WORK TO COMPLETE:
Copy out the listing that follows, exact in every word, and skip the images.

[Items from a dataset]
□ □ □ □ □

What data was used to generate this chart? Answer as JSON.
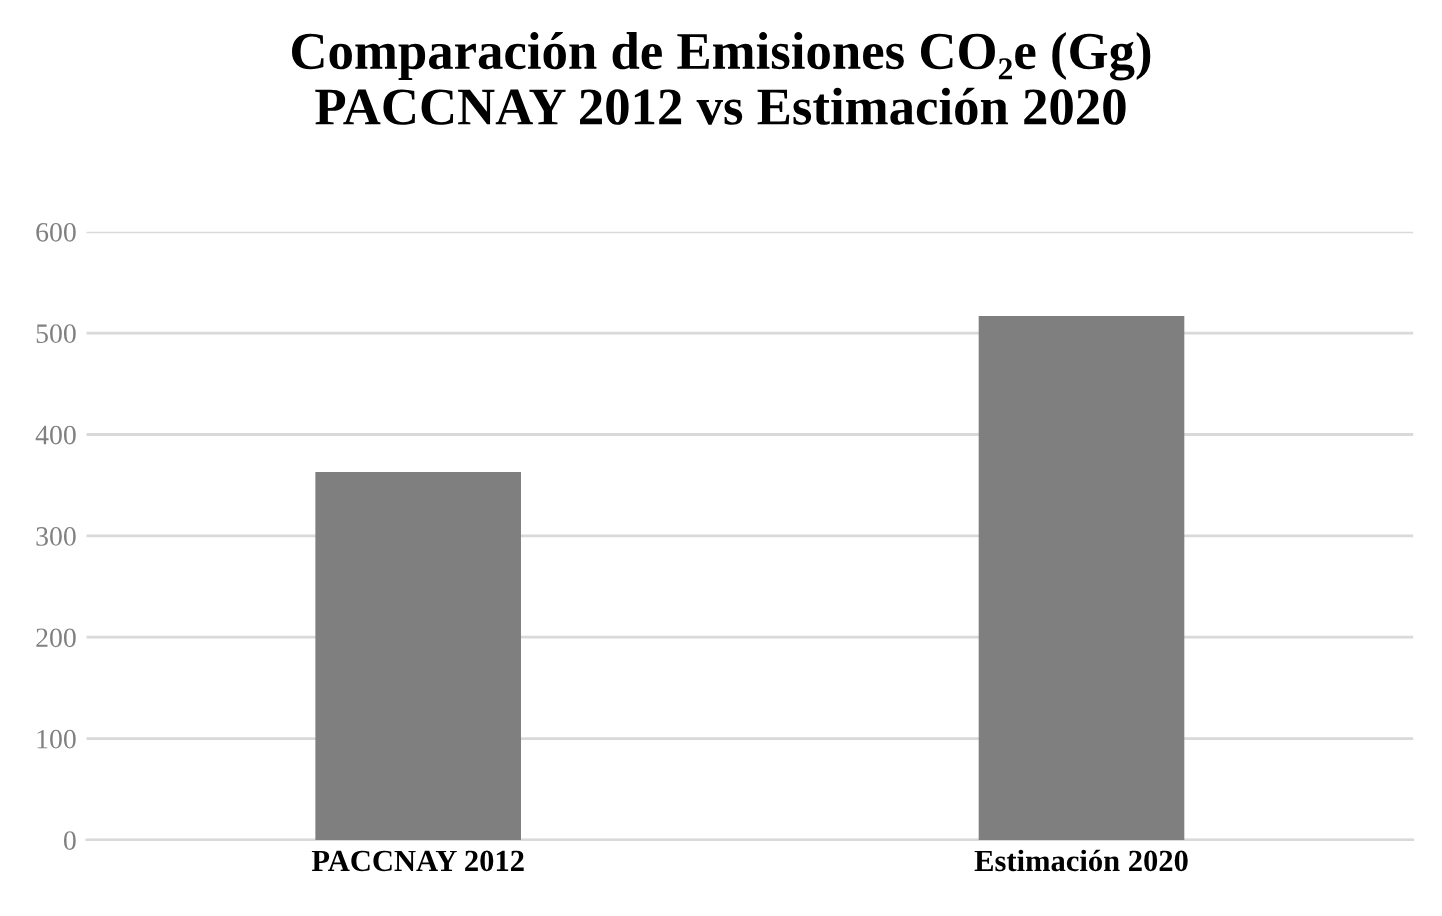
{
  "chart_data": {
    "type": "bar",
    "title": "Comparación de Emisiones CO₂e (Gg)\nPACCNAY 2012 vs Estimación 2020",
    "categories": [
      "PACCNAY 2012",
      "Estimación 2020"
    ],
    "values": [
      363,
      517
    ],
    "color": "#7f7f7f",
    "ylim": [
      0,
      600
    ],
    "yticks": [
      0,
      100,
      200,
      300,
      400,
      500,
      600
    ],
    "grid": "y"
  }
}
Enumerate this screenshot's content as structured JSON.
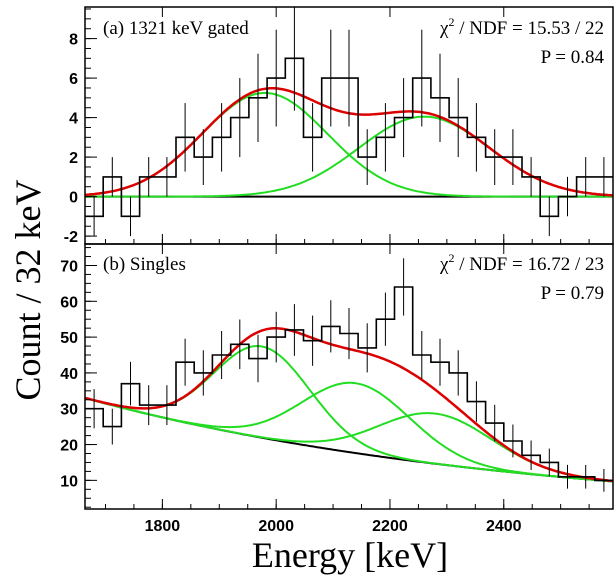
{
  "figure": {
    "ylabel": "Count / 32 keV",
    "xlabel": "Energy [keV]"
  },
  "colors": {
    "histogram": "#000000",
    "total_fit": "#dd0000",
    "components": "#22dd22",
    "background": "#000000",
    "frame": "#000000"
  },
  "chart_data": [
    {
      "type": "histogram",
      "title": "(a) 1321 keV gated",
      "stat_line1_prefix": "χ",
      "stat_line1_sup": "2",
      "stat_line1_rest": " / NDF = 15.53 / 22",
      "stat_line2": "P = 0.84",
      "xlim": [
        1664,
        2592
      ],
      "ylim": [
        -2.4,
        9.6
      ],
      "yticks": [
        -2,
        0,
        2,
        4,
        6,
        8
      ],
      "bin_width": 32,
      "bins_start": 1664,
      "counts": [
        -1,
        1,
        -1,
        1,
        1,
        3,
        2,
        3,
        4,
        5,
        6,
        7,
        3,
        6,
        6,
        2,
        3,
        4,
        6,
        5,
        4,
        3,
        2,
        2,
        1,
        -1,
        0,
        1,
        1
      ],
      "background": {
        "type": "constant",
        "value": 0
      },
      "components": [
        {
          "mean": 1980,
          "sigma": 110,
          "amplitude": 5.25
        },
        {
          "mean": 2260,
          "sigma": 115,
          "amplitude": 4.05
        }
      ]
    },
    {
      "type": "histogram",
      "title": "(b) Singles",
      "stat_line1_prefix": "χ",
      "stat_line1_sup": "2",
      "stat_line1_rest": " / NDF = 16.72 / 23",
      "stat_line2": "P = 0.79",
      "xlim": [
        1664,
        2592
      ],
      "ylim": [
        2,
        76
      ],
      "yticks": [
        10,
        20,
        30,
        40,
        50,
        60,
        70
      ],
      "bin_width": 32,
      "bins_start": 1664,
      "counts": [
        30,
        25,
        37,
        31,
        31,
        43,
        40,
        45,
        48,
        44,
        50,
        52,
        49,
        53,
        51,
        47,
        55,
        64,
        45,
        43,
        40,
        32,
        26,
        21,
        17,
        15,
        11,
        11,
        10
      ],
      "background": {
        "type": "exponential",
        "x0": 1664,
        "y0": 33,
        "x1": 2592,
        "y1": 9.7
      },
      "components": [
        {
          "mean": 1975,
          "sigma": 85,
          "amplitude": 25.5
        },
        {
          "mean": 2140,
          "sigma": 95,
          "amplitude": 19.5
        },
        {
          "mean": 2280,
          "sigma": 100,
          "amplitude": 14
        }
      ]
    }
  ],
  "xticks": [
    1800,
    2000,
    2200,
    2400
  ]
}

□ □ □ □ □

CORRECT RESPONSE:
What data was used to generate this chart? Answer as JSON.
{
  "chart_data": {
    "type": "bar",
    "title": "Comparación de Emisiones CO₂e (Gg)\nPACCNAY 2012 vs Estimación 2020",
    "categories": [
      "PACCNAY 2012",
      "Estimación 2020"
    ],
    "values": [
      363,
      517
    ],
    "color": "#7f7f7f",
    "ylim": [
      0,
      600
    ],
    "yticks": [
      0,
      100,
      200,
      300,
      400,
      500,
      600
    ],
    "grid": "y"
  }
}
Enumerate this screenshot's content as structured JSON.
{
  "figure": {
    "ylabel": "Count / 32 keV",
    "xlabel": "Energy [keV]"
  },
  "colors": {
    "histogram": "#000000",
    "total_fit": "#dd0000",
    "components": "#22dd22",
    "background": "#000000",
    "frame": "#000000"
  },
  "chart_data": [
    {
      "type": "histogram",
      "title": "(a) 1321 keV gated",
      "stat_line1_prefix": "χ",
      "stat_line1_sup": "2",
      "stat_line1_rest": " / NDF = 15.53 / 22",
      "stat_line2": "P = 0.84",
      "xlim": [
        1664,
        2592
      ],
      "ylim": [
        -2.4,
        9.6
      ],
      "yticks": [
        -2,
        0,
        2,
        4,
        6,
        8
      ],
      "bin_width": 32,
      "bins_start": 1664,
      "counts": [
        -1,
        1,
        -1,
        1,
        1,
        3,
        2,
        3,
        4,
        5,
        6,
        7,
        3,
        6,
        6,
        2,
        3,
        4,
        6,
        5,
        4,
        3,
        2,
        2,
        1,
        -1,
        0,
        1,
        1
      ],
      "background": {
        "type": "constant",
        "value": 0
      },
      "components": [
        {
          "mean": 1980,
          "sigma": 110,
          "amplitude": 5.25
        },
        {
          "mean": 2260,
          "sigma": 115,
          "amplitude": 4.05
        }
      ]
    },
    {
      "type": "histogram",
      "title": "(b) Singles",
      "stat_line1_prefix": "χ",
      "stat_line1_sup": "2",
      "stat_line1_rest": " / NDF = 16.72 / 23",
      "stat_line2": "P = 0.79",
      "xlim": [
        1664,
        2592
      ],
      "ylim": [
        2,
        76
      ],
      "yticks": [
        10,
        20,
        30,
        40,
        50,
        60,
        70
      ],
      "bin_width": 32,
      "bins_start": 1664,
      "counts": [
        30,
        25,
        37,
        31,
        31,
        43,
        40,
        45,
        48,
        44,
        50,
        52,
        49,
        53,
        51,
        47,
        55,
        64,
        45,
        43,
        40,
        32,
        26,
        21,
        17,
        15,
        11,
        11,
        10
      ],
      "background": {
        "type": "exponential",
        "x0": 1664,
        "y0": 33,
        "x1": 2592,
        "y1": 9.7
      },
      "components": [
        {
          "mean": 1975,
          "sigma": 85,
          "amplitude": 25.5
        },
        {
          "mean": 2140,
          "sigma": 95,
          "amplitude": 19.5
        },
        {
          "mean": 2280,
          "sigma": 100,
          "amplitude": 14
        }
      ]
    }
  ],
  "xticks": [
    1800,
    2000,
    2200,
    2400
  ]
}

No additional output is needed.